◆ **EXERCISE**: The records that follow are to be repeated without alteration.

##### RECORD EXCERPTS #####

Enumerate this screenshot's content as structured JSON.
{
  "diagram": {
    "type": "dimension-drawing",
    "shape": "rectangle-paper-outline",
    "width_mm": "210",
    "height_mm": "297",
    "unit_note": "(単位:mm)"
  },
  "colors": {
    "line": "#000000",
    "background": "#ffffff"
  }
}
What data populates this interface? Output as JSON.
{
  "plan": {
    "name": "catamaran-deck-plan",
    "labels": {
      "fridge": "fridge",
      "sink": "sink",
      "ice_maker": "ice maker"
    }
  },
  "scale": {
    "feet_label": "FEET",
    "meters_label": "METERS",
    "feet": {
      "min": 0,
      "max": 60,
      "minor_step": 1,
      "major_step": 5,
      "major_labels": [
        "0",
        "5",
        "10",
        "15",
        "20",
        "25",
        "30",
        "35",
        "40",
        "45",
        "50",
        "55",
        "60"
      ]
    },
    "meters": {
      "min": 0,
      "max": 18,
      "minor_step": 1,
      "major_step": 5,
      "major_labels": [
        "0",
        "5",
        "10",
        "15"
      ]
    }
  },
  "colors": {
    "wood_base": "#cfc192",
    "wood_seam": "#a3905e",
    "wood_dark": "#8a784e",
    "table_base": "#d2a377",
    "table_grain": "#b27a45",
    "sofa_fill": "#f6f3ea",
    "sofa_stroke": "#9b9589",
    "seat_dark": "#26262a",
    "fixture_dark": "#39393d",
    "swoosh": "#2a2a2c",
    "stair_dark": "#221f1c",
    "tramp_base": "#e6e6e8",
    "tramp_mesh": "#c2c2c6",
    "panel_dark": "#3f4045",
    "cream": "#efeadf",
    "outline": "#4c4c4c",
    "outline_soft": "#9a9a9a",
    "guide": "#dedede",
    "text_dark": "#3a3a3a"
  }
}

#####

◆ **FULL SOLUTION**:
Enumerate this screenshot's content as structured JSON.
{
  "diagram": {
    "type": "dimension-drawing",
    "shape": "rectangle-paper-outline",
    "width_mm": "210",
    "height_mm": "297",
    "unit_note": "(単位:mm)"
  },
  "colors": {
    "line": "#000000",
    "background": "#ffffff"
  }
}
What data populates this interface? Output as JSON.
{
  "plan": {
    "name": "catamaran-deck-plan",
    "labels": {
      "fridge": "fridge",
      "sink": "sink",
      "ice_maker": "ice maker"
    }
  },
  "scale": {
    "feet_label": "FEET",
    "meters_label": "METERS",
    "feet": {
      "min": 0,
      "max": 60,
      "minor_step": 1,
      "major_step": 5,
      "major_labels": [
        "0",
        "5",
        "10",
        "15",
        "20",
        "25",
        "30",
        "35",
        "40",
        "45",
        "50",
        "55",
        "60"
      ]
    },
    "meters": {
      "min": 0,
      "max": 18,
      "minor_step": 1,
      "major_step": 5,
      "major_labels": [
        "0",
        "5",
        "10",
        "15"
      ]
    }
  },
  "colors": {
    "wood_base": "#cfc192",
    "wood_seam": "#a3905e",
    "wood_dark": "#8a784e",
    "table_base": "#d2a377",
    "table_grain": "#b27a45",
    "sofa_fill": "#f6f3ea",
    "sofa_stroke": "#9b9589",
    "seat_dark": "#26262a",
    "fixture_dark": "#39393d",
    "swoosh": "#2a2a2c",
    "stair_dark": "#221f1c",
    "tramp_base": "#e6e6e8",
    "tramp_mesh": "#c2c2c6",
    "panel_dark": "#3f4045",
    "cream": "#efeadf",
    "outline": "#4c4c4c",
    "outline_soft": "#9a9a9a",
    "guide": "#dedede",
    "text_dark": "#3a3a3a"
  }
}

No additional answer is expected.